- **STATED GOAL**
Go through the records and show each line where the word "企业能源管理系统" occurs.

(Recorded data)
···
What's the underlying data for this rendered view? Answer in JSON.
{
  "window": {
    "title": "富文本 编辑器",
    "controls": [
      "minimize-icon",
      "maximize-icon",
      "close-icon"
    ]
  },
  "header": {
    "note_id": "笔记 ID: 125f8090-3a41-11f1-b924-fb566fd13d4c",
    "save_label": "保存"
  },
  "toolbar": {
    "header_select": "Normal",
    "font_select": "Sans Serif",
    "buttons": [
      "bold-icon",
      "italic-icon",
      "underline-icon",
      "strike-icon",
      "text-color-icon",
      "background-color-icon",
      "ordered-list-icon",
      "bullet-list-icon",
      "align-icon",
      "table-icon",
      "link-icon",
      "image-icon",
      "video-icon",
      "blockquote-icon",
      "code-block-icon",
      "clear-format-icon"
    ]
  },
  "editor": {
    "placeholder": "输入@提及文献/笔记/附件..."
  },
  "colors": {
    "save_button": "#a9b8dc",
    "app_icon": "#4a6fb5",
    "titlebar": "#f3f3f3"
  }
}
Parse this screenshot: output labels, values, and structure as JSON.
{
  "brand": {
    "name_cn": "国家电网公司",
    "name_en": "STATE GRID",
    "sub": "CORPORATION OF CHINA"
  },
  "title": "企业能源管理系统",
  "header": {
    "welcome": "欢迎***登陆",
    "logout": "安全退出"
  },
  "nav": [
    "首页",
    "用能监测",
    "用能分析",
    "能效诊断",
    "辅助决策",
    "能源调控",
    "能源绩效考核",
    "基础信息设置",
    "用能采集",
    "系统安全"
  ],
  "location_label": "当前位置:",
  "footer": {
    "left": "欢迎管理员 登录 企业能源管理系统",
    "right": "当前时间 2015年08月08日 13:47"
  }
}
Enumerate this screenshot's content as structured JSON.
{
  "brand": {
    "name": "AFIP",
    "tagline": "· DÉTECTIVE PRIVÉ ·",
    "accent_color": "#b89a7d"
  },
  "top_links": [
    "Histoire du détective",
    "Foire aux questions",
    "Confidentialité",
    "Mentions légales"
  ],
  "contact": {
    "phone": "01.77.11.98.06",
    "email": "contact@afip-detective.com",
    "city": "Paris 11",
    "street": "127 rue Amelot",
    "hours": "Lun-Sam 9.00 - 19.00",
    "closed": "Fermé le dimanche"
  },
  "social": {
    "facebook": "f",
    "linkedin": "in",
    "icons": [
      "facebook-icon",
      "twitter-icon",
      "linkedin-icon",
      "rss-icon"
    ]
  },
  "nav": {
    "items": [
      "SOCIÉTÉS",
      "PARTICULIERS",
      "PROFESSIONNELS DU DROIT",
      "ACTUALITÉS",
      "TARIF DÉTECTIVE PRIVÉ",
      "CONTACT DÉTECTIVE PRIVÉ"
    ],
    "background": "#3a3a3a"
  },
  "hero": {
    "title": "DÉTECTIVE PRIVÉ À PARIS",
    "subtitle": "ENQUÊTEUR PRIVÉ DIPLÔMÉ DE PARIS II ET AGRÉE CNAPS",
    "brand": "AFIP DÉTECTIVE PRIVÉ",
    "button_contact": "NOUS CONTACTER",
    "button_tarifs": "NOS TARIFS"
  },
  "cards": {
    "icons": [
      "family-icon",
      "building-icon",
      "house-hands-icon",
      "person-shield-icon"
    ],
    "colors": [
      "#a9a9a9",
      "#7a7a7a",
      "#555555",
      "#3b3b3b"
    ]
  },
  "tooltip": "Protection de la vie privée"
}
···
- **OUTPUT BELOW**
  "title": "企业能源管理系统",
    "left": "欢迎管理员 登录 企业能源管理系统",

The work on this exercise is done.